■ Goal of the exercise ■
Scan the data beneath this task and copy each line that includes "ffffff".

■ Input records ■
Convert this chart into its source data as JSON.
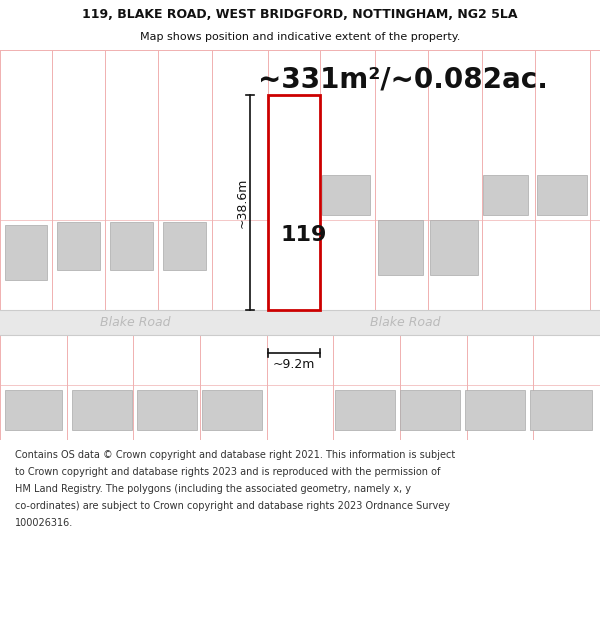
{
  "title_line1": "119, BLAKE ROAD, WEST BRIDGFORD, NOTTINGHAM, NG2 5LA",
  "title_line2": "Map shows position and indicative extent of the property.",
  "area_text": "~331m²/~0.082ac.",
  "dim_height": "~38.6m",
  "dim_width": "~9.2m",
  "label_number": "119",
  "road_name": "Blake Road",
  "footer_lines": [
    "Contains OS data © Crown copyright and database right 2021. This information is subject",
    "to Crown copyright and database rights 2023 and is reproduced with the permission of",
    "HM Land Registry. The polygons (including the associated geometry, namely x, y",
    "co-ordinates) are subject to Crown copyright and database rights 2023 Ordnance Survey",
    "100026316."
  ],
  "bg_color": "#ffffff",
  "map_bg": "#fdf5f5",
  "grid_color": "#f0b0b0",
  "road_fill": "#e8e8e8",
  "road_border": "#cccccc",
  "building_fill": "#cccccc",
  "building_edge": "#aaaaaa",
  "highlight_fill": "#ffffff",
  "highlight_edge": "#cc0000",
  "dim_color": "#111111",
  "road_text_color": "#bbbbbb",
  "title_color": "#111111",
  "footer_color": "#333333",
  "area_fontsize": 20,
  "label_fontsize": 16,
  "dim_fontsize": 9,
  "road_fontsize": 9,
  "title1_fontsize": 9,
  "title2_fontsize": 8,
  "footer_fontsize": 7
}
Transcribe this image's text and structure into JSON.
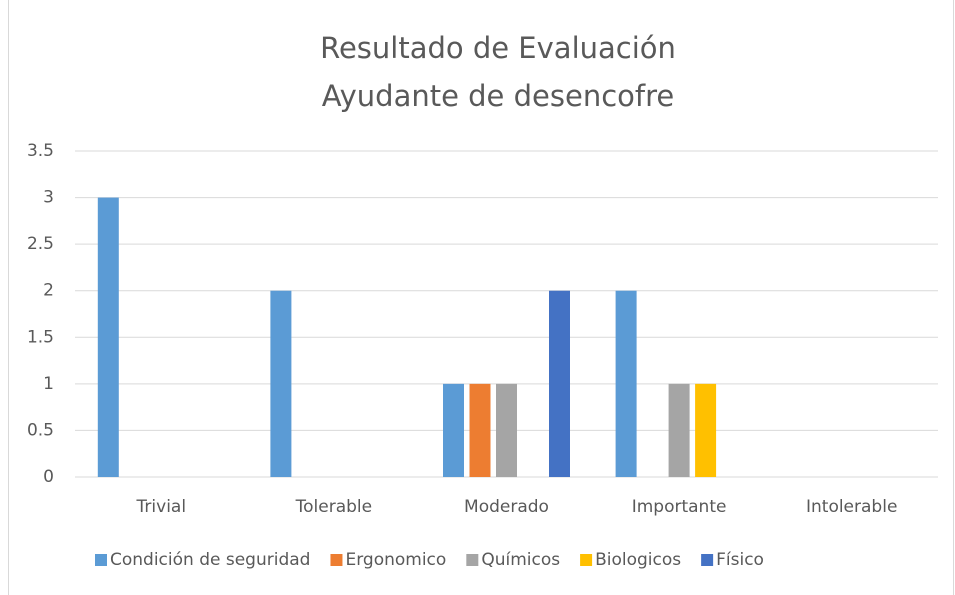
{
  "chart_data": {
    "type": "bar",
    "title": [
      "Resultado de Evaluación",
      "Ayudante de desencofre"
    ],
    "categories": [
      "Trivial",
      "Tolerable",
      "Moderado",
      "Importante",
      "Intolerable"
    ],
    "series": [
      {
        "name": "Condición de seguridad",
        "color": "#5b9bd5",
        "values": [
          3,
          2,
          1,
          2,
          0
        ]
      },
      {
        "name": "Ergonomico",
        "color": "#ed7d31",
        "values": [
          0,
          0,
          1,
          0,
          0
        ]
      },
      {
        "name": "Químicos",
        "color": "#a5a5a5",
        "values": [
          0,
          0,
          1,
          1,
          0
        ]
      },
      {
        "name": "Biologicos",
        "color": "#ffc000",
        "values": [
          0,
          0,
          0,
          1,
          0
        ]
      },
      {
        "name": "Físico",
        "color": "#4472c4",
        "values": [
          0,
          0,
          2,
          0,
          0
        ]
      }
    ],
    "ylim": [
      0,
      3.5
    ],
    "yticks": [
      0,
      0.5,
      1,
      1.5,
      2,
      2.5,
      3,
      3.5
    ],
    "grid": true,
    "legend": "bottom"
  }
}
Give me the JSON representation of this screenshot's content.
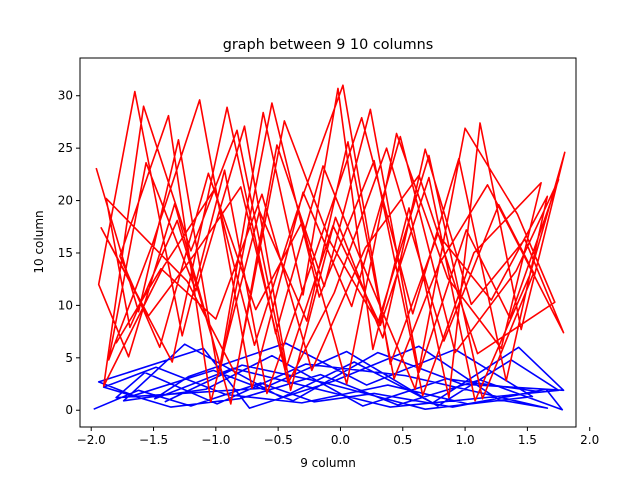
{
  "chart_data": {
    "type": "line",
    "title": "graph between 9 10 columns",
    "xlabel": "9 column",
    "ylabel": "10 column",
    "xlim": [
      -2.09,
      1.89
    ],
    "ylim": [
      -1.6,
      33.6
    ],
    "xticks": [
      -2.0,
      -1.5,
      -1.0,
      -0.5,
      0.0,
      0.5,
      1.0,
      1.5,
      2.0
    ],
    "xtick_labels": [
      "−2.0",
      "−1.5",
      "−1.0",
      "−0.5",
      "0.0",
      "0.5",
      "1.0",
      "1.5",
      "2.0"
    ],
    "yticks": [
      0,
      5,
      10,
      15,
      20,
      25,
      30
    ],
    "ytick_labels": [
      "0",
      "5",
      "10",
      "15",
      "20",
      "25",
      "30"
    ],
    "grid": false,
    "legend": "none",
    "series": [
      {
        "color": "#0000ff",
        "x": [
          -1.98,
          -1.62,
          -1.2,
          -0.64,
          -0.21,
          0.27,
          0.9,
          1.65,
          1.78,
          1.12,
          0.46,
          -0.16,
          -0.81,
          -1.36,
          -1.9,
          -1.48,
          -0.92,
          -0.31,
          0.38,
          1.02,
          1.58,
          0.85,
          0.18,
          -0.55,
          -1.08,
          -1.74,
          -1.25,
          -0.47,
          0.11,
          0.74,
          1.43,
          1.79,
          0.97,
          0.3,
          -0.38,
          -1.02,
          -1.66,
          -1.94,
          -1.1,
          -0.73,
          -0.05,
          0.63,
          1.27,
          1.66,
          0.52,
          -0.28,
          -0.99,
          -1.57,
          -1.8,
          -0.62,
          0.05,
          0.78,
          1.37,
          1.75,
          0.4,
          -0.86,
          -1.49,
          -1.22,
          -0.44,
          0.21,
          0.92,
          1.54,
          0.68,
          -0.12,
          -0.79,
          -1.41
        ],
        "y": [
          0.1,
          1.9,
          0.4,
          2.6,
          0.8,
          1.6,
          0.3,
          2.0,
          0.05,
          2.9,
          0.5,
          3.4,
          1.1,
          0.3,
          2.2,
          4.1,
          1.5,
          0.7,
          2.4,
          0.6,
          1.8,
          3.0,
          0.4,
          5.2,
          2.0,
          0.9,
          6.3,
          1.2,
          4.6,
          0.7,
          6.0,
          1.9,
          2.5,
          5.5,
          0.9,
          3.8,
          1.4,
          2.7,
          5.9,
          0.2,
          2.8,
          6.1,
          1.0,
          0.2,
          3.3,
          4.4,
          0.6,
          3.6,
          1.2,
          2.1,
          5.6,
          0.4,
          4.8,
          1.9,
          0.3,
          4.0,
          1.1,
          3.2,
          6.4,
          2.4,
          5.8,
          1.3,
          0.1,
          2.6,
          4.3,
          0.8
        ]
      },
      {
        "color": "#ff0000",
        "x": [
          -1.96,
          -1.62,
          -1.3,
          -0.98,
          -0.62,
          -0.3,
          -0.02,
          0.26,
          0.55,
          0.87,
          1.12,
          1.45,
          1.8,
          1.52,
          1.08,
          0.71,
          0.32,
          -0.06,
          -0.44,
          -0.83,
          -1.2,
          -1.58,
          -1.9,
          -1.42,
          -1.01,
          -0.69,
          -0.35,
          0.02,
          0.4,
          0.78,
          1.21,
          1.66,
          1.33,
          0.95,
          0.58,
          0.17,
          -0.22,
          -0.59,
          -0.93,
          -1.27,
          -1.65,
          -1.94,
          -1.7,
          -1.33,
          -0.88,
          -0.51,
          -0.13,
          0.24,
          0.63,
          1.01,
          1.36,
          1.75,
          1.41,
          0.92,
          0.48,
          0.09,
          -0.3,
          -0.71,
          -1.13,
          -1.51,
          -1.86,
          -1.56,
          -1.16,
          -0.77,
          -0.4,
          -0.04,
          0.34,
          0.68,
          1.05,
          1.48,
          1.79,
          1.18,
          0.79,
          0.43,
          0.06,
          -0.27,
          -0.65,
          -1.04,
          -1.38,
          -1.77,
          -1.45,
          -1.06,
          -0.68,
          -0.31,
          0.05,
          0.45,
          0.86,
          1.29,
          1.61,
          1.07,
          0.66,
          0.27,
          -0.17,
          -0.55,
          -0.96,
          -1.31,
          -1.69,
          -1.88,
          -1.23,
          -0.84,
          -0.45,
          -0.08,
          0.3,
          0.71,
          1.14,
          1.55,
          1.27,
          0.83,
          0.37,
          -0.05,
          -0.42,
          -0.8,
          -1.17,
          -1.54,
          -1.92,
          -1.35,
          -0.91,
          -0.52,
          -0.14,
          0.22,
          0.6,
          1.0,
          1.42,
          1.72,
          1.1,
          0.63,
          0.2,
          -0.23,
          -0.63,
          -1.0,
          -1.44,
          -1.8
        ],
        "y": [
          23.1,
          9.4,
          25.8,
          3.3,
          28.4,
          11.0,
          30.7,
          5.8,
          19.3,
          1.2,
          27.4,
          7.7,
          24.6,
          12.9,
          0.9,
          22.2,
          8.1,
          17.6,
          3.9,
          26.7,
          15.2,
          29.0,
          2.3,
          13.7,
          21.1,
          6.2,
          18.9,
          31.0,
          4.4,
          16.8,
          10.5,
          20.4,
          2.8,
          24.0,
          9.2,
          27.9,
          14.3,
          1.6,
          22.9,
          7.1,
          30.4,
          12.0,
          5.1,
          19.7,
          0.6,
          25.3,
          11.8,
          28.7,
          3.6,
          17.2,
          8.8,
          22.0,
          13.3,
          5.5,
          26.1,
          9.9,
          20.8,
          2.1,
          29.6,
          15.8,
          4.8,
          23.6,
          11.4,
          27.1,
          1.9,
          18.4,
          6.9,
          24.9,
          10.1,
          16.3,
          7.4,
          21.5,
          13.9,
          3.0,
          25.6,
          8.5,
          19.0,
          0.8,
          28.1,
          14.7,
          6.0,
          22.6,
          9.6,
          17.9,
          2.5,
          26.4,
          12.6,
          5.9,
          21.7,
          15.0,
          1.4,
          23.8,
          10.8,
          29.3,
          4.1,
          18.1,
          7.9,
          20.2,
          12.3,
          3.4,
          27.6,
          16.0,
          8.3,
          24.3,
          1.1,
          13.1,
          19.6,
          6.6,
          25.0,
          11.2,
          2.6,
          21.3,
          14.9,
          9.0,
          17.4,
          4.6,
          28.9,
          7.3,
          23.3,
          12.7,
          2.0,
          26.9,
          18.7,
          10.3,
          5.4,
          22.4,
          15.5,
          3.8,
          20.6,
          8.7,
          13.5,
          6.4
        ]
      }
    ]
  }
}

■ Result of this exercise ■
  "bg_color": "#ffffff",
  "highlight_fill": "#ffffff",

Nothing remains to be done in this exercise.